● PROBLEM TO WORK ON
Scan the material below for the string "harjoittelevien", and copy every line where it shows up.

● ENTRIES SUPPLIED

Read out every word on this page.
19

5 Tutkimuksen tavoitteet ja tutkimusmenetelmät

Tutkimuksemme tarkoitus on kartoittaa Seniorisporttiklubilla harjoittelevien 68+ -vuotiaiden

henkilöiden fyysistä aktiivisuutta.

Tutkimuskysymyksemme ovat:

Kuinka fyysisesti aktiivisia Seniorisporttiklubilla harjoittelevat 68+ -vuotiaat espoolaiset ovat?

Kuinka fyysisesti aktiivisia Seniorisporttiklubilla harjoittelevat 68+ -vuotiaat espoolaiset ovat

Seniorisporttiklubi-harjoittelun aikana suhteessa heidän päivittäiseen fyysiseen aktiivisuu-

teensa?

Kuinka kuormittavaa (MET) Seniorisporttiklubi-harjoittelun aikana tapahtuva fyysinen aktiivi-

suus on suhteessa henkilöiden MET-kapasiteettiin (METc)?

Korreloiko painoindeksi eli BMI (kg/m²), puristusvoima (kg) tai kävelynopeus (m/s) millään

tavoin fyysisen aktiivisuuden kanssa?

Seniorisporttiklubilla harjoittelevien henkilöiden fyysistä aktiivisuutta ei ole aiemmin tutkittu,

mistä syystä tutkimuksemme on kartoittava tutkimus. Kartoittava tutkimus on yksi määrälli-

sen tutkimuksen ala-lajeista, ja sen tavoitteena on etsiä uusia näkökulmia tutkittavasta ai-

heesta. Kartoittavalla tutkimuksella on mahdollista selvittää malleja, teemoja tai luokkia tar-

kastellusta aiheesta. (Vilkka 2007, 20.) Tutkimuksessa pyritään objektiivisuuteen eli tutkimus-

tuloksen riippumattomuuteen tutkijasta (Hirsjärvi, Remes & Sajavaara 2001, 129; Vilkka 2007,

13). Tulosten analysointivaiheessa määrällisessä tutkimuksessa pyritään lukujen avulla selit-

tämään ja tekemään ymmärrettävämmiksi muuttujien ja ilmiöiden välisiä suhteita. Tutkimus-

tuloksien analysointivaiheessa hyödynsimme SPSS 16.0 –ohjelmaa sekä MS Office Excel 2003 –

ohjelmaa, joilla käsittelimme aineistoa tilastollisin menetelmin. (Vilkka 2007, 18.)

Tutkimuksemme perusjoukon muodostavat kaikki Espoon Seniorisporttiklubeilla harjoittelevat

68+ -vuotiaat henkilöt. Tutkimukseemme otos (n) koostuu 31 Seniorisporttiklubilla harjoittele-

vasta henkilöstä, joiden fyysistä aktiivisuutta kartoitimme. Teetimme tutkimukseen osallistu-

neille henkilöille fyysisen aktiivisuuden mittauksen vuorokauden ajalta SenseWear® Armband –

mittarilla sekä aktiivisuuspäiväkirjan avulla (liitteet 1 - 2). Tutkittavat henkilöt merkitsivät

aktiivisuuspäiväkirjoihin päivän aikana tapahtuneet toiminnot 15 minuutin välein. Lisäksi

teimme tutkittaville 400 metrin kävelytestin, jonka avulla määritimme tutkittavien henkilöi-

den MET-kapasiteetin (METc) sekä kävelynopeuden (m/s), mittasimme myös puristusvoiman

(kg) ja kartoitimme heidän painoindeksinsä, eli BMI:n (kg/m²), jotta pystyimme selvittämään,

● EXERCISE RESULT
Tutkimuksemme tarkoitus on kartoittaa Seniorisporttiklubilla harjoittelevien 68+ -vuotiaiden
Seniorisporttiklubilla harjoittelevien henkilöiden fyysistä aktiivisuutta ei ole aiemmin tutkittu,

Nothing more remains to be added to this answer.